Questions to answer>
1/ In the essay on running and leadership, how many miles did the writer run this morning?
2/ Carry the essay on running and leadership forward, picking up right after its final sentence.
(Provided text Opens)
Michigan's "First Gentleman" Dan Mulhern joined his erstwhile wife,
Gov. Jennifer Granholm, in the first-ever Labor Day Mackinac Bridge
Run, held in conjunction with the long-standing annual Bridge Walk,
Sept. 6. Mulhern, training to run the Detroit Free Press/Flagstar Bank
Marathon Oct. 24, comments on running's lessons in this "Reading for
Leading" essay, available with others at A href="http://michigan.gov/
firstgentleman/">http://michigan.gov/firstgentleman/.Three months ago, I had not run longer than eight miles - indeed, that
distance in last summer's heat, released not just sweat but thoughts of
doom and cardiac arrest! On the way to a goal of 26.2 miles in October, I
ran 15 miles this morning. It produced neither doom nor many thoughts
of it. On that, I offer four thoughts on running, life and leadership:
1. Many barriers that seem unpassable are purely mental. For instance,
there is some number of miles you think you could not run (or roll or
swim). Perhaps it is a quarter mile, or a mile, perhaps three, 10 or 20.
(Provided text Closes)
(Recorded information Opens)
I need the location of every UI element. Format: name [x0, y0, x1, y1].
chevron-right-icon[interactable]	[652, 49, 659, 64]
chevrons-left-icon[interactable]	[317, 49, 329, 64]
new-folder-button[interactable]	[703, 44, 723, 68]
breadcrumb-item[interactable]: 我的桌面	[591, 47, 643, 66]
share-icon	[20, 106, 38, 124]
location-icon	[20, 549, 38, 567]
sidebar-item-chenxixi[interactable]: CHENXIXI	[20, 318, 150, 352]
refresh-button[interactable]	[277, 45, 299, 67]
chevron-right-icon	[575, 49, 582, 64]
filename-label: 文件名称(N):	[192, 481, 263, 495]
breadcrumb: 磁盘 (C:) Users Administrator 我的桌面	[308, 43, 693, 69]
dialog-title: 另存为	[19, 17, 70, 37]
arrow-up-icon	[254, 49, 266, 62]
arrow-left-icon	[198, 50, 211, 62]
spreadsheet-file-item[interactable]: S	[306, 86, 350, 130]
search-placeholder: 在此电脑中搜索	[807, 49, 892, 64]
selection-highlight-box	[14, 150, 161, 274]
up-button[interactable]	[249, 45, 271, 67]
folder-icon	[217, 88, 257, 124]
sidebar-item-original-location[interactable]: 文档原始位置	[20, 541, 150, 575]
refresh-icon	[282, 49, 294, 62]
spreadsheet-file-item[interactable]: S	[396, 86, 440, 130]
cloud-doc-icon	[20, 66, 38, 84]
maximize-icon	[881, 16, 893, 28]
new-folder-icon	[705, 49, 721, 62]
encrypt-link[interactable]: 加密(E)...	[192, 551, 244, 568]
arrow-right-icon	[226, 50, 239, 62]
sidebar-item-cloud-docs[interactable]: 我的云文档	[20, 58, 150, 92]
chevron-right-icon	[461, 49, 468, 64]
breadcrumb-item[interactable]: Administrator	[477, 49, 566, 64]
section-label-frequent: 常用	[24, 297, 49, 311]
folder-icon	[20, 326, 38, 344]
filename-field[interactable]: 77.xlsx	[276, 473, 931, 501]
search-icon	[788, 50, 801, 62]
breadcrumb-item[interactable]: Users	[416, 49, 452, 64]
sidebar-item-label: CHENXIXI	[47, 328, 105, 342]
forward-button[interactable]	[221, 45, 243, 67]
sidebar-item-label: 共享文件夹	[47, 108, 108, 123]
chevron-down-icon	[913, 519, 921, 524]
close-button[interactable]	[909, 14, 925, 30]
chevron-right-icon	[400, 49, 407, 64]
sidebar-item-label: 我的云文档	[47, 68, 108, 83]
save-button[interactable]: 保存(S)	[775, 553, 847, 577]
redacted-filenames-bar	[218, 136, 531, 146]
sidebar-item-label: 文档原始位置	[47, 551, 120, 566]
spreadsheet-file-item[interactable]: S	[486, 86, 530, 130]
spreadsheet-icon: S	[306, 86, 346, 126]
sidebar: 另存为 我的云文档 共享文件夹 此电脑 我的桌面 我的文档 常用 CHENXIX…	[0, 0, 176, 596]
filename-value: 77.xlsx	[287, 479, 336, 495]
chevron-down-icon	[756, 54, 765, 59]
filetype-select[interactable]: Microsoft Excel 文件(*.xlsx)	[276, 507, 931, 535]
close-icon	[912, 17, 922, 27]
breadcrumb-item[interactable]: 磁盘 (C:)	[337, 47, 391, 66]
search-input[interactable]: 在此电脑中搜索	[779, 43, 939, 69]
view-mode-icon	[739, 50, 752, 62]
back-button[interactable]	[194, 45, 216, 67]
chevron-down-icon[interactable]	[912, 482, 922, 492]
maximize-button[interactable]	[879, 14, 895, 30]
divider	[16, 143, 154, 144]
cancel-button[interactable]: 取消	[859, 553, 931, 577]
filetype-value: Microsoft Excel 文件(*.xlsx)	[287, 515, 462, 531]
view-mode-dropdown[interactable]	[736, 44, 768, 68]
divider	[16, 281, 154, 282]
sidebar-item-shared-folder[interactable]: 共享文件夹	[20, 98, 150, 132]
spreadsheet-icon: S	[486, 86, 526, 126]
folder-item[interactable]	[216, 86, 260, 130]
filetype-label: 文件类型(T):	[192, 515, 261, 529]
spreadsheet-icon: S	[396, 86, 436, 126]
(Recorded information Closes)
List of answers>
1/ 15 miles.

2/
You are not sure what would happen if you tried - although when I raise
this topic in conversation people frequently say, "I would die" - but you
just know you could not do it.
I did not believe that such barriers are made in the mind. But I was
astonished with the contrast between my long-held mental limitations
and my real-life experience, after I finished a half-marathon in Ann Arbor
this summer. Afterward, it seemed the 13 miles was like the big paper
with the "M" on it, that the Michigan football team crashes through to
begin a game. Man, does it look REAL. Yet, in the end there was no
substance to the barrier.
The analogy should be obvious: we all have barriers, e.g., raising a
difficult issue with our spouse or boss, speaking in public, writing an
article, or quitting a job we hate - that are really made out of the poster
paper of our minds, nothing more. But the only way to know is to try
running through them!
2. On a typical run of, let's say, eight miles, I think about the
approaching marathon anywhere from five to 500 times. I imagine my
weariness, multiply distances and times in my head, and keep coming
back to the fraction, e.g., "this is just 1/8 of a marathon. Geeeeez." I
wonder, "(how) will I do it?" In other words, I burn the energy of the
present moment on anxiety about the future!
I can only run here, now, this step, now the next (this) step, and now the
next (this) step - yet I worry for the future. My feet are engaged with the
road of this present moment, while my mind is spinning on that air of
some unknown future. Both are burning energy.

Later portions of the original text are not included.